Exercise goal:
Count how many lines of the data include "this". The answer is that number and nothing else.

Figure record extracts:
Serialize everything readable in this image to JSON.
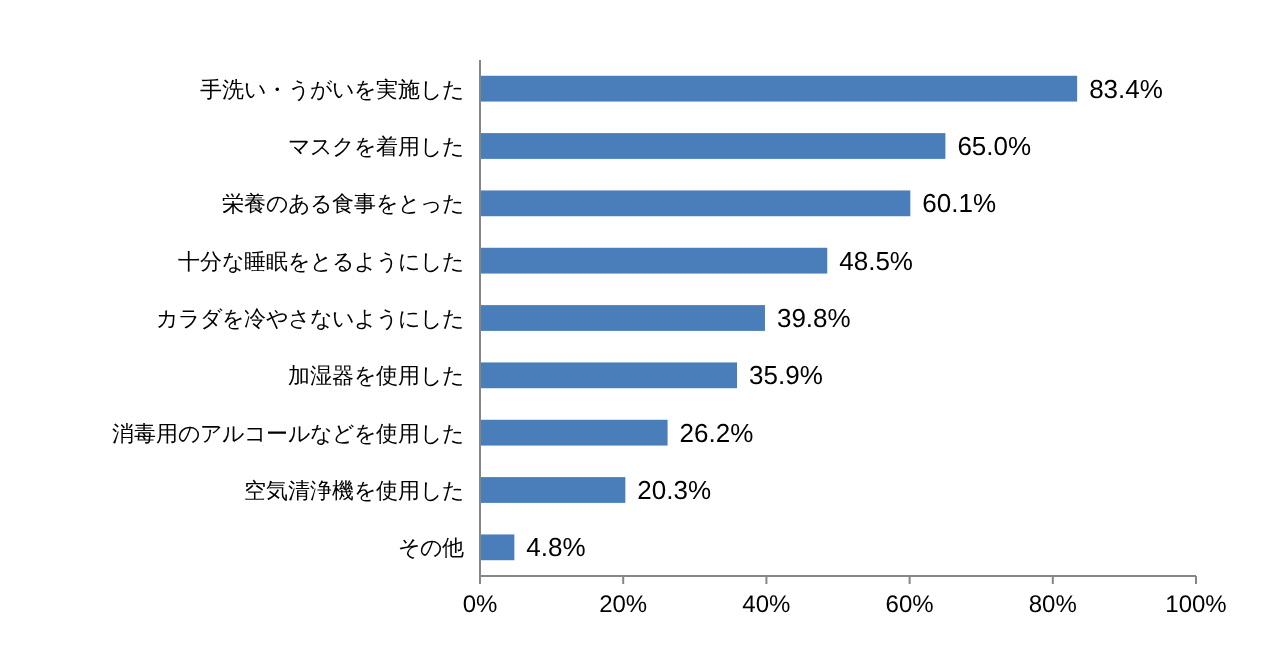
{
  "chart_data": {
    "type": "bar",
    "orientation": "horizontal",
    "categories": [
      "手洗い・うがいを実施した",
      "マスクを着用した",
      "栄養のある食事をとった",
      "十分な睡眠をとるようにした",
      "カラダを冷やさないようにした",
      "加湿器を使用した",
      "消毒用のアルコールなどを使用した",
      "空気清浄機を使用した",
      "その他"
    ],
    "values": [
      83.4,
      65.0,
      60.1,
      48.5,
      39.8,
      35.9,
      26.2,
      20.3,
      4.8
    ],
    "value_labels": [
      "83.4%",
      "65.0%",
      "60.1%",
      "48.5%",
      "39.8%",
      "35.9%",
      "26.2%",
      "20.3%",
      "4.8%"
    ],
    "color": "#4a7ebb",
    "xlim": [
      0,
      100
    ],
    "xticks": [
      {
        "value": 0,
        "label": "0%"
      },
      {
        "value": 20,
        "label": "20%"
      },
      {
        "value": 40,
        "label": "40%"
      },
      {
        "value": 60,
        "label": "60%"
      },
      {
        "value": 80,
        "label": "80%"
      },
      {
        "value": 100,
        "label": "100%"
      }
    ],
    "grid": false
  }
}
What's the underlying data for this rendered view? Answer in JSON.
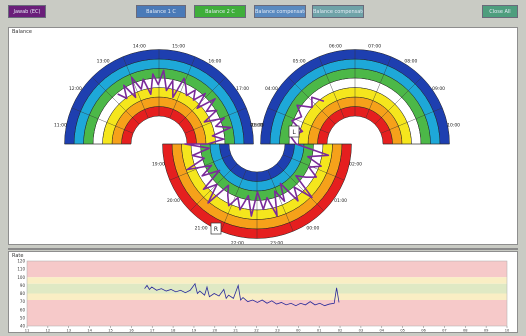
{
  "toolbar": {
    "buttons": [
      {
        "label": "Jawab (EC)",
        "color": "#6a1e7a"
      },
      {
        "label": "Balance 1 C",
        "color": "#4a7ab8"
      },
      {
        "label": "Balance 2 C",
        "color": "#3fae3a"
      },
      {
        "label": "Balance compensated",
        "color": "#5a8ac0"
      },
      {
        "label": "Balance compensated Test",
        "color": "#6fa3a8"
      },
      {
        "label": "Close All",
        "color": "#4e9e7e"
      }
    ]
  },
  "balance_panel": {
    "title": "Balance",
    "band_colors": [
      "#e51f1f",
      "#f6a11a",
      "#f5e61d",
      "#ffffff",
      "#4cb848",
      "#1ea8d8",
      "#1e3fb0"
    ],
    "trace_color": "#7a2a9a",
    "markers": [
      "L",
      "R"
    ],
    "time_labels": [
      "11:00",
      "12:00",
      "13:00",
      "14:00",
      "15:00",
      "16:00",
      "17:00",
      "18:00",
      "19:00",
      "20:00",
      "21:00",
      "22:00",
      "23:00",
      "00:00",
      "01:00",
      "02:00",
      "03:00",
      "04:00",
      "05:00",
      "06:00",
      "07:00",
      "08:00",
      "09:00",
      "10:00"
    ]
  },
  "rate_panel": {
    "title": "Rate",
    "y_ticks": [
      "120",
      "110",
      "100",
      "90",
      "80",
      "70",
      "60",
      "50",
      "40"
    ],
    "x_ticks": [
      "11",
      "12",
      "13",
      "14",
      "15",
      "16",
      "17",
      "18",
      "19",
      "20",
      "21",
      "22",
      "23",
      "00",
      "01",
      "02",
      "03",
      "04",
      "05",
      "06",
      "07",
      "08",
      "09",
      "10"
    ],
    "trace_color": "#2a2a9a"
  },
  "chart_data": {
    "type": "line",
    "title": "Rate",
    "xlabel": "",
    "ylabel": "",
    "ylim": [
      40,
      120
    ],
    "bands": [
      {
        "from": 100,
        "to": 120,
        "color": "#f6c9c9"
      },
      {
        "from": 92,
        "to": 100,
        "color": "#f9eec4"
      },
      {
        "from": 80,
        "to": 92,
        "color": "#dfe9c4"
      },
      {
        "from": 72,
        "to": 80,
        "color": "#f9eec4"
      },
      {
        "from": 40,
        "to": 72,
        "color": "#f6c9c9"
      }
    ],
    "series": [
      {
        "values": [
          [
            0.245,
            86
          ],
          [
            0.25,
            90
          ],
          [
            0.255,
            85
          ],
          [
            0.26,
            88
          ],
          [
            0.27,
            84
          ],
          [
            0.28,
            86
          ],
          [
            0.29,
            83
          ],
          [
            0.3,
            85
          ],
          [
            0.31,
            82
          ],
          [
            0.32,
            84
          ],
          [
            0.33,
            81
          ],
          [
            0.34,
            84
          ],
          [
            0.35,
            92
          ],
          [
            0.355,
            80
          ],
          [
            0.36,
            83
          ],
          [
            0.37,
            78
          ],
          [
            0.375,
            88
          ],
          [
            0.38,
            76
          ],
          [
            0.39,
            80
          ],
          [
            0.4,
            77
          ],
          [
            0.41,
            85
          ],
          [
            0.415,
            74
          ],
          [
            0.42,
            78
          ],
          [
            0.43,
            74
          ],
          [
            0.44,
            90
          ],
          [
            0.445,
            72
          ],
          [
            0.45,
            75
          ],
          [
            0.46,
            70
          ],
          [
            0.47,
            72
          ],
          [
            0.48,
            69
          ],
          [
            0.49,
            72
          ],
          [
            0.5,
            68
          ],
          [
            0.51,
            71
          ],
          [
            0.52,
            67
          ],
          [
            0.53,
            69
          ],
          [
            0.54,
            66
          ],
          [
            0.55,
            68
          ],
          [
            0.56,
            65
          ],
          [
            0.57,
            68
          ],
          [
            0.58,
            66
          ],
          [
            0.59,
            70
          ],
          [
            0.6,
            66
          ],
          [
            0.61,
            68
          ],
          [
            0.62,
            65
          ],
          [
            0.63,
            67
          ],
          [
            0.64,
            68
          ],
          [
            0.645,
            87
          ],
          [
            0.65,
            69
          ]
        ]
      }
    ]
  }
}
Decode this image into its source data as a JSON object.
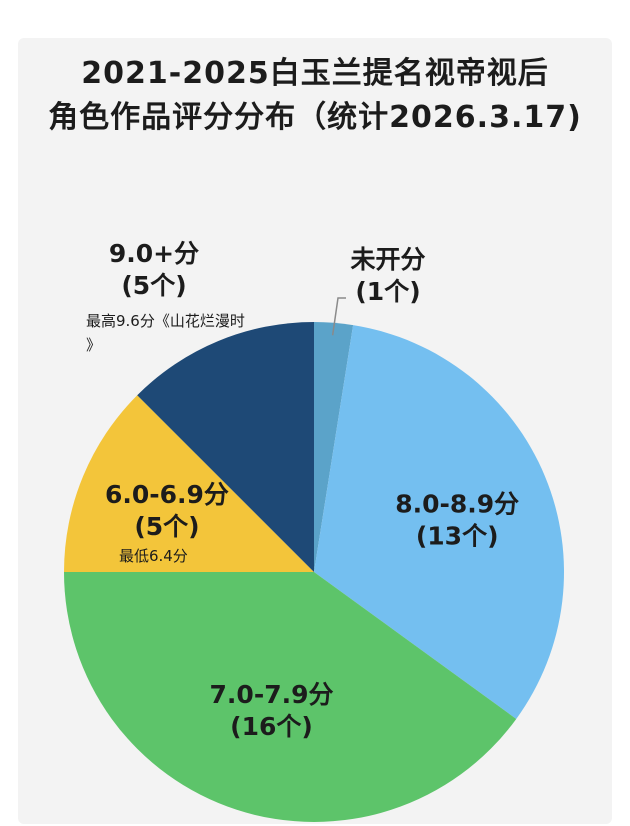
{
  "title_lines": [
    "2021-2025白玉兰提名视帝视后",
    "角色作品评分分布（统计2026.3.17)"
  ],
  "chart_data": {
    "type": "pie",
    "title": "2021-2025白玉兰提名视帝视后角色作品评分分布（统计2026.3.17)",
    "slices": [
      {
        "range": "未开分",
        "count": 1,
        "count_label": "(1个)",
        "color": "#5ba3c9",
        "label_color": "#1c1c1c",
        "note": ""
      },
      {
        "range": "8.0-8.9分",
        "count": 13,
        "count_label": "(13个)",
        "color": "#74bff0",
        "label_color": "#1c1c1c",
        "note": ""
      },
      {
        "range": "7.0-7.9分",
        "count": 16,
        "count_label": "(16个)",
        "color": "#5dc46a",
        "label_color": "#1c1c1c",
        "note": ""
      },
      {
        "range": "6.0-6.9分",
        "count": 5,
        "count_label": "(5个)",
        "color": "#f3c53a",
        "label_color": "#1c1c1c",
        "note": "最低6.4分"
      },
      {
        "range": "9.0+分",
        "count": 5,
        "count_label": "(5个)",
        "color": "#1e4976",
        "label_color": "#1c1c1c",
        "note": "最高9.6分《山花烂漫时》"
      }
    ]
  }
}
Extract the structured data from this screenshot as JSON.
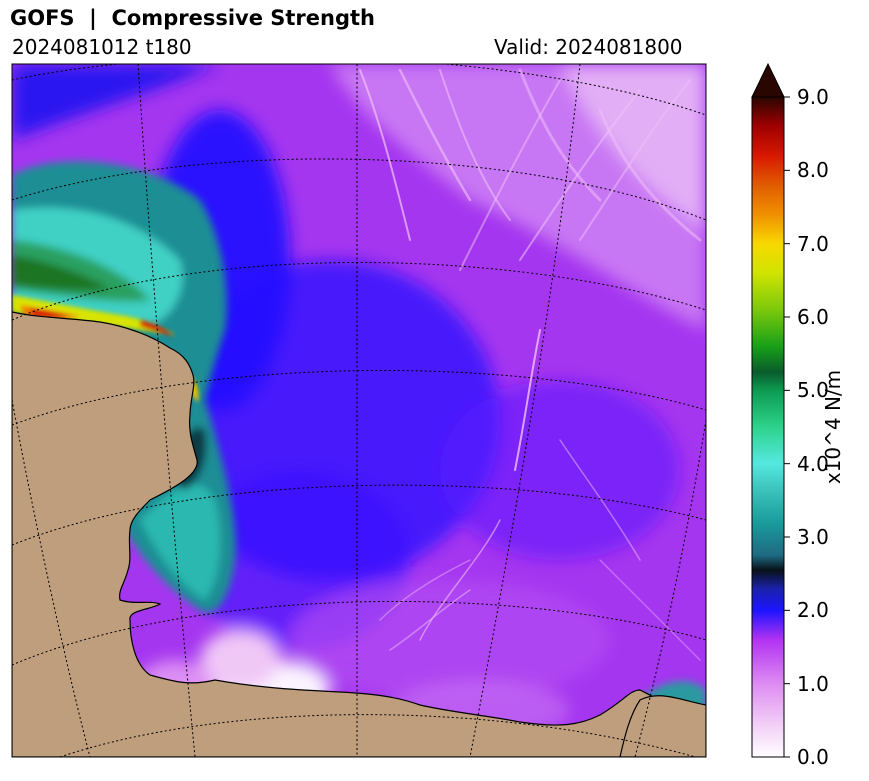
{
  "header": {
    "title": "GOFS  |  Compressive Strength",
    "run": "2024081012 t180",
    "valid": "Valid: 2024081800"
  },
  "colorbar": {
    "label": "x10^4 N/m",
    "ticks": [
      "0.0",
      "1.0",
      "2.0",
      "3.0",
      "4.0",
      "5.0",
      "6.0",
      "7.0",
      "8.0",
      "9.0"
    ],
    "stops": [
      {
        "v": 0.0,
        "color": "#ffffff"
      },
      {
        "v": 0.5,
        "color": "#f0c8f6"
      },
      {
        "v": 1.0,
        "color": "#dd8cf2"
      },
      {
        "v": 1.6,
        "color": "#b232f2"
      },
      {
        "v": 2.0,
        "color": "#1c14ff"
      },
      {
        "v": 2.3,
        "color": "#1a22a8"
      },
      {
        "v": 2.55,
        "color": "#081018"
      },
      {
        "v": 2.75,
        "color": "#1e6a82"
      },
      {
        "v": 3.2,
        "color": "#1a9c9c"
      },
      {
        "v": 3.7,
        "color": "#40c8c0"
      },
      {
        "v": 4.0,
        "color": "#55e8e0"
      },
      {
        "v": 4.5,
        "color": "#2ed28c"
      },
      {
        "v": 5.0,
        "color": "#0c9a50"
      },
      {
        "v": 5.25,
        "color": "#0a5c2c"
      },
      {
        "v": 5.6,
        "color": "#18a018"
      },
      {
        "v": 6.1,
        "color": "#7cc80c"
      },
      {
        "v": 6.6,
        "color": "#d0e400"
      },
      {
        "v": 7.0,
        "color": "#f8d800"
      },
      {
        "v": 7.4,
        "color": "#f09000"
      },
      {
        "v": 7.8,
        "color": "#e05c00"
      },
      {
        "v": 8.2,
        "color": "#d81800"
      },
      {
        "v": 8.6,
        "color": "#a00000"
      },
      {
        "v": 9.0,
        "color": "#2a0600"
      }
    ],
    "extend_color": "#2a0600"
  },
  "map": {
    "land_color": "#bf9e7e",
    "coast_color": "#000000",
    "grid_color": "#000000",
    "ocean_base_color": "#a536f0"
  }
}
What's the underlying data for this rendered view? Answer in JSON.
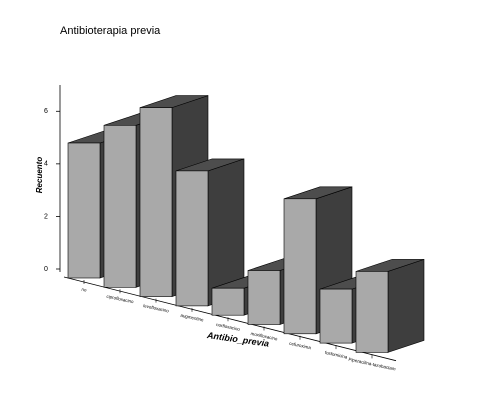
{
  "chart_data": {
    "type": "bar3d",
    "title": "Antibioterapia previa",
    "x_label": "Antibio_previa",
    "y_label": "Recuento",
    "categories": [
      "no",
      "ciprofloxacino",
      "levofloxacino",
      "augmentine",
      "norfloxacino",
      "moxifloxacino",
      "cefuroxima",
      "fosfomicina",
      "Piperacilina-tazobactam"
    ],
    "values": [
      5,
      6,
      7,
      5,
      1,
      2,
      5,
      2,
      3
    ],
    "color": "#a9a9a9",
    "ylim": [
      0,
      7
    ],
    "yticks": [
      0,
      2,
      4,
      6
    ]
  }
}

Correct output:
5